§ ЧТО СДЕЛАТЬ:
a – Выведите дословно отрывок из текста о солнце и падении тел: от «Тело земли слилось» до «(там же, 160–161).» включительно.
b – Оформите как JSON-список строк участок листинга от строки с «criterion-code: CA4 xyxy=(127,200,223,252)» до строки с «criterion-description xyxy=(223,339,604,357)» включительно. Каждой строке соответствует один элемент списка, пустые строки пропустите.

§ ДОКУМЕНТ:
..............................

T. e. к центру-солнцу. От него всё, и к нему всё стремится упасть, но не из-за тяготения — тяготения нет, — а из-за сфер плотности: они разные, и чужой плотностью тела выталкиваются туда, где их плотность. Солнце наконец получает все ключи ко всем событиям. Сегодня текст, а 5 декабря толкование.
Земля не двигалась. Солнце двинулось и дало земле паралельно круглое движение. И другое, зависящее от того, что земля подставляла разгоряченную сторону.
Тело земли слилось бы с солнцем; но движение и вращение. Солнце водит землю вокруг себя своими лучами и вертит из своей оси теми же лучами. Общая плотность земли равна соответствующей дуге.
Я беру 8 частей водороду и 1 ч[асть] кислороду и заключаю в пузырь. Пузырь стремится упасть кверху. Я беру кусок холодного железа. Железо стремится упасть книзу […]
[…] Всё, что падает, падает кверху или вниз и перестает падать только тогда, когда встречает препятствие.
[…] Есть ли какое-нибудь явление, составляющее исключение? Нет. Всё стремится вверх или вниз; и всё, смотря по степени теплоты, может стремиться вверх или вниз (там же, 160–161).

..............................

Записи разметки

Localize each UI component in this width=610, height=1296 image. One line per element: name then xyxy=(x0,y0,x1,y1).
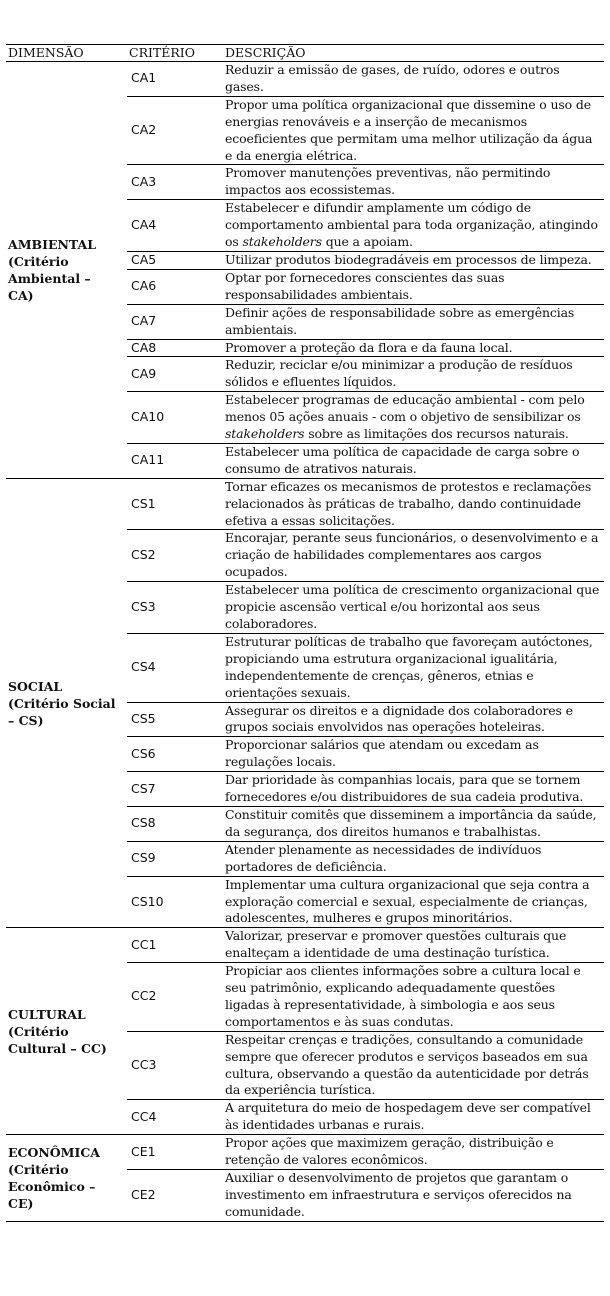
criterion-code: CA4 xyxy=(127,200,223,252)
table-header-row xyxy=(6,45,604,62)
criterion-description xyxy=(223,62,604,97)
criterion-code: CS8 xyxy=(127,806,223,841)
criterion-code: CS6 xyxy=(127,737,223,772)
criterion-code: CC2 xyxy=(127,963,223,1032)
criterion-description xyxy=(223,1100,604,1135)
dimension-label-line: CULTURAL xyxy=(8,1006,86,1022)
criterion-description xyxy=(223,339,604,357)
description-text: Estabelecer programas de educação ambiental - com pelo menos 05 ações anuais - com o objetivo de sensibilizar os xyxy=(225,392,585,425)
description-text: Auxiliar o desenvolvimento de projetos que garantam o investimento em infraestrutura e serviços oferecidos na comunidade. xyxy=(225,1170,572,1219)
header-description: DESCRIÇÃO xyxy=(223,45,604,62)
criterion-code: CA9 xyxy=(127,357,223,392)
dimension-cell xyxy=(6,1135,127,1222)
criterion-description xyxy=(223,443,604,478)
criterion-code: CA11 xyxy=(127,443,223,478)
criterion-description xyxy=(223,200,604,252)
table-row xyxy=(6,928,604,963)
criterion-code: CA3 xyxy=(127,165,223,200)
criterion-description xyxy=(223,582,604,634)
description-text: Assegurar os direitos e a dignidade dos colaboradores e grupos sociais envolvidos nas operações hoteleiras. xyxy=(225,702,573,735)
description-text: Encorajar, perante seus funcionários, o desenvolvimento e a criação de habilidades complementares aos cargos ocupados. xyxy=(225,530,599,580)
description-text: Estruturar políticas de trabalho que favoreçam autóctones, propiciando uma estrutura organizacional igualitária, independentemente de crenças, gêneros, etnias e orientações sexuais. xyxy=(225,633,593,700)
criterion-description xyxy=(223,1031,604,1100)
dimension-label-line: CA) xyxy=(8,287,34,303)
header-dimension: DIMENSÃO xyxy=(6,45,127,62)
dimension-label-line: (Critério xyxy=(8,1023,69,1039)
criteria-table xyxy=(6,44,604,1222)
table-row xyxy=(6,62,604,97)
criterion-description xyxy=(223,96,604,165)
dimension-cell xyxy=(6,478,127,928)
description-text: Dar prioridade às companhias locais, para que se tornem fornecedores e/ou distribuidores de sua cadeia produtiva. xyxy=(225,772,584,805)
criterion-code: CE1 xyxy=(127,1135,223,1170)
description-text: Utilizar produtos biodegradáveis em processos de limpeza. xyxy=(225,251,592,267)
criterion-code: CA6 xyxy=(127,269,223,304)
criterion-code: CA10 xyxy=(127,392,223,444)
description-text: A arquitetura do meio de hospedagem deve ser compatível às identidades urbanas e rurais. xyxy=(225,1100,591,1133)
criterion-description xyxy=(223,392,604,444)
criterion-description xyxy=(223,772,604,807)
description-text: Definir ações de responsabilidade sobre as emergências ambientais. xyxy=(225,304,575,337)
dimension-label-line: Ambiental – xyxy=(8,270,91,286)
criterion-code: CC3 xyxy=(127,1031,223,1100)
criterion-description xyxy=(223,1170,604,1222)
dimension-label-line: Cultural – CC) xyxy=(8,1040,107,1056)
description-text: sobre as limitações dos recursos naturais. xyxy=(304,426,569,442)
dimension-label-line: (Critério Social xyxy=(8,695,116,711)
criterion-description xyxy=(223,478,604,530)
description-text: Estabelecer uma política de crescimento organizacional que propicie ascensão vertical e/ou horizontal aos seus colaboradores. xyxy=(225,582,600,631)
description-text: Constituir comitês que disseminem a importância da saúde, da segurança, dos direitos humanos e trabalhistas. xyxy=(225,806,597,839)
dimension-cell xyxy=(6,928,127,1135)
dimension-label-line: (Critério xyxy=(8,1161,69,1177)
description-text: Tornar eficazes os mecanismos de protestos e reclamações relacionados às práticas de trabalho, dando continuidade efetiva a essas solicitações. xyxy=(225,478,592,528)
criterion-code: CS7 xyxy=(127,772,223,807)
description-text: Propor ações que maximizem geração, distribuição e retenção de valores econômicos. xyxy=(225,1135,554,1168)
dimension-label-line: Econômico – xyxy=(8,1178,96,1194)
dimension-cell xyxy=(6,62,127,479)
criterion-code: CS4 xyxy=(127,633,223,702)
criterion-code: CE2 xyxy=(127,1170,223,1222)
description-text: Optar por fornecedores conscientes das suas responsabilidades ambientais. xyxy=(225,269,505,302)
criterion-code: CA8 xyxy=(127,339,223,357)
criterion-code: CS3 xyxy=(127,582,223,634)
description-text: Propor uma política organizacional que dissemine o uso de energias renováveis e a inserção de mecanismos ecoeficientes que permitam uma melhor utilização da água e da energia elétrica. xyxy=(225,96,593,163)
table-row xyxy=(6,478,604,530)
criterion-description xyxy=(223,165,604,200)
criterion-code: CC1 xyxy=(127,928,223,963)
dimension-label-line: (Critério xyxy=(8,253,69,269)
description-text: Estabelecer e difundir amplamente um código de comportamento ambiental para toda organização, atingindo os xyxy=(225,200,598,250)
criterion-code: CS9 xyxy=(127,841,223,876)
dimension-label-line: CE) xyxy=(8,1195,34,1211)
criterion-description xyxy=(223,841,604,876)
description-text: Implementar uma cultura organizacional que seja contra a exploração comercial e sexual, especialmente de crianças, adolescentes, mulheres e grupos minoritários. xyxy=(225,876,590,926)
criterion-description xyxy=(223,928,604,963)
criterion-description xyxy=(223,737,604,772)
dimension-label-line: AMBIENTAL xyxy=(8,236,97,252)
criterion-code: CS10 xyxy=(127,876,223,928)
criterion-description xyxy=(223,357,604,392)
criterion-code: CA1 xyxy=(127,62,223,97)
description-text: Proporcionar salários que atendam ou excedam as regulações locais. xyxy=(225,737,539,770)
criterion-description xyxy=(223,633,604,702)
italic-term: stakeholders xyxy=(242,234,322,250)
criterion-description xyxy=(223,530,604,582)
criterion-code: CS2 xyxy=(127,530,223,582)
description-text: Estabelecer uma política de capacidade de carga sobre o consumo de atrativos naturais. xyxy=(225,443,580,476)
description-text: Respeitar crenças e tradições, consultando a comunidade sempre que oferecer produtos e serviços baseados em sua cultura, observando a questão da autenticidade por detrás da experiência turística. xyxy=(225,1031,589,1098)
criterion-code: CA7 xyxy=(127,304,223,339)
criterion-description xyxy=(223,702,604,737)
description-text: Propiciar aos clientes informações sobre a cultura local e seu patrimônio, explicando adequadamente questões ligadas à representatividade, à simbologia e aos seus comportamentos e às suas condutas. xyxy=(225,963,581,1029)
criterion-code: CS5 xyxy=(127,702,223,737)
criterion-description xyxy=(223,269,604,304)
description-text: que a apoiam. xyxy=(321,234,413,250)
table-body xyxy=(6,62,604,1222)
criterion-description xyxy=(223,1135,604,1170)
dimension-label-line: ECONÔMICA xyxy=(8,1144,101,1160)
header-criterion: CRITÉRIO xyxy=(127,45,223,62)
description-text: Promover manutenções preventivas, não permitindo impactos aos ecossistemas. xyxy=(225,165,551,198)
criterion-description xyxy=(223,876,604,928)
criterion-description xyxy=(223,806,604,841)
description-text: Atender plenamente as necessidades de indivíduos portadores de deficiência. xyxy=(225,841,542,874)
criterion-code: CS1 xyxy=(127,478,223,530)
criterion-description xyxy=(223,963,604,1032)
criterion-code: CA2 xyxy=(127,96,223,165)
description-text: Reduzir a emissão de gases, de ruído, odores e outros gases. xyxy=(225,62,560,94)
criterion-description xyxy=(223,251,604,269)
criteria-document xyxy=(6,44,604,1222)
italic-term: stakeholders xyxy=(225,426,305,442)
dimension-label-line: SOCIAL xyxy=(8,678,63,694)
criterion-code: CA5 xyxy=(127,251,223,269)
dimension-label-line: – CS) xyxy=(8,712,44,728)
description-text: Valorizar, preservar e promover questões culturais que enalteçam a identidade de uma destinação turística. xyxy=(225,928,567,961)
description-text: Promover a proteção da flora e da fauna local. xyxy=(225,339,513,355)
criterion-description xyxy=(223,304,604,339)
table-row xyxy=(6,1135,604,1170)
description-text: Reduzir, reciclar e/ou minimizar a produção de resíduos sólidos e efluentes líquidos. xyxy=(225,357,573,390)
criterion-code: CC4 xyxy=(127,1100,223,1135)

..............................

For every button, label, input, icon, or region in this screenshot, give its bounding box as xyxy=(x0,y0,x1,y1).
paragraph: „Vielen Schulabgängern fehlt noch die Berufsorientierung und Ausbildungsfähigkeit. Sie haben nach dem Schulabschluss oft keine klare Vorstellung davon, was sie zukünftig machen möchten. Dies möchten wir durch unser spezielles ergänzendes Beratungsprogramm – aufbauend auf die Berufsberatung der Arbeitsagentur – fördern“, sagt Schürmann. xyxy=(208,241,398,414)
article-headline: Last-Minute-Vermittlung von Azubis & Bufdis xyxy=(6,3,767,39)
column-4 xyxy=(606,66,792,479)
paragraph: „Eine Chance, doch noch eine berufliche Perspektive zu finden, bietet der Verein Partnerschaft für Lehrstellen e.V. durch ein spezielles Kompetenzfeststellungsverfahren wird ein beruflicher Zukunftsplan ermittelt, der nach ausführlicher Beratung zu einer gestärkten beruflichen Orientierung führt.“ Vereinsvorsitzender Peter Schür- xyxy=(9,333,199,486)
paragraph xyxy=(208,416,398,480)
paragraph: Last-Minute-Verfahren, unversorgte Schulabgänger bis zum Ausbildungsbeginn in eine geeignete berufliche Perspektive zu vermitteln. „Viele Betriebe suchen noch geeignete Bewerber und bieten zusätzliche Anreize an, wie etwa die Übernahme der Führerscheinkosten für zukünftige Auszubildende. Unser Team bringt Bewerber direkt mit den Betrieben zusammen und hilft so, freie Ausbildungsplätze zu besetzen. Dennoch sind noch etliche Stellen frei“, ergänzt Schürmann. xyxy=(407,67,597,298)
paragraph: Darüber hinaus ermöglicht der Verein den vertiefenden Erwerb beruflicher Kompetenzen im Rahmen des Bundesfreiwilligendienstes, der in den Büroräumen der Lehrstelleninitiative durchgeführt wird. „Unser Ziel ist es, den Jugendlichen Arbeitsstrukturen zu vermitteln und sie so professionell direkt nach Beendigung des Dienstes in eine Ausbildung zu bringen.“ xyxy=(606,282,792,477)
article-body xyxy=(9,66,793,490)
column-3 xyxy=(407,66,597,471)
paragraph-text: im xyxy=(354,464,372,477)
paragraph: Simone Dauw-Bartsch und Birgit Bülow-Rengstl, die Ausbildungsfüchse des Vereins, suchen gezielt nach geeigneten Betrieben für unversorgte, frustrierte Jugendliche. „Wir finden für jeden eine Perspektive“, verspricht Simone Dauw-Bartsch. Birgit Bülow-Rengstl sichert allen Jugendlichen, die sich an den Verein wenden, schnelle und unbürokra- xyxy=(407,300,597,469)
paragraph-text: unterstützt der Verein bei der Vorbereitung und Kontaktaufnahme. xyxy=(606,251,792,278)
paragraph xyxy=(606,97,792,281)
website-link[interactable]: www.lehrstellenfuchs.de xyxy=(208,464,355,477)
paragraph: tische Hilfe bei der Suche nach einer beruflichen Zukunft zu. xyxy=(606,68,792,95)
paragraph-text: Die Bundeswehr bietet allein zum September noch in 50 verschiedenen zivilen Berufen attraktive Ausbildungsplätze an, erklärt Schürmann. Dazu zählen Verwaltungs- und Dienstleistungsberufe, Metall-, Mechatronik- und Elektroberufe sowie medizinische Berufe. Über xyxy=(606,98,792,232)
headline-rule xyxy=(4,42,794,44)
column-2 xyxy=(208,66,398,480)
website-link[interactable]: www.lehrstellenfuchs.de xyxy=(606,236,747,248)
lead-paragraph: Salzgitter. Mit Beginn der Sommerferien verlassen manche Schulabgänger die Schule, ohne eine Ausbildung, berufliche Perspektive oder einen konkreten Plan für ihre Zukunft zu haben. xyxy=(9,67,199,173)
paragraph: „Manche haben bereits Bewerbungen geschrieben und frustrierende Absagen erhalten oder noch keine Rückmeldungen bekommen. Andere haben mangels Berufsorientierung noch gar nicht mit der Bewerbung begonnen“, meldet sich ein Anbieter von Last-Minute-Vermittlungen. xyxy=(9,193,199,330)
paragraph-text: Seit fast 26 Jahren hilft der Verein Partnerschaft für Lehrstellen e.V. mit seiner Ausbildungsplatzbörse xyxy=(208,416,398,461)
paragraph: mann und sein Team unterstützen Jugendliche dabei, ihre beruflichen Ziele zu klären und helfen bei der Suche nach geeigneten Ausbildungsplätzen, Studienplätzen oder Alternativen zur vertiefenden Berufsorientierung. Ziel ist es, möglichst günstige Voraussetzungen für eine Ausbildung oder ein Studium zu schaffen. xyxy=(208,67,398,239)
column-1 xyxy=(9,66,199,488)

..............................

§ РЕШЕНИЯ ЗАДАЧ:
a –
Тело земли слилось бы с солнцем; но движение и вращение. Солнце водит землю вокруг себя своими лучами и вертит из своей оси теми же лучами. Общая плотность земли равна соответствующей дуге.
Я беру 8 частей водороду и 1 ч[асть] кислороду и заключаю в пузырь. Пузырь стремится упасть кверху. Я беру кусок холодного железа. Железо стремится упасть книзу […]
[…] Всё, что падает, падает кверху или вниз и перестает падать только тогда, когда встречает препятствие.
[…] Есть ли какое-нибудь явление, составляющее исключение? Нет. Всё стремится вверх или вниз; и всё, смотря по степени теплоты, может стремиться вверх или вниз (там же, 160–161).

b –
[
  "criterion-code: CA4 xyxy=(127,200,223,252)",
  "table-header-row xyxy=(6,45,604,62)",
  "criterion-description xyxy=(223,62,604,97)",
  "criterion-code: CS8 xyxy=(127,806,223,841)",
  "criterion-code: CS6 xyxy=(127,737,223,772)",
  "criterion-code: CC2 xyxy=(127,963,223,1032)",
  "criterion-description xyxy=(223,1100,604,1135)",
  "dimension-label-line: CULTURAL xyxy=(8,1006,86,1022)",
  "criterion-description xyxy=(223,339,604,357)"
]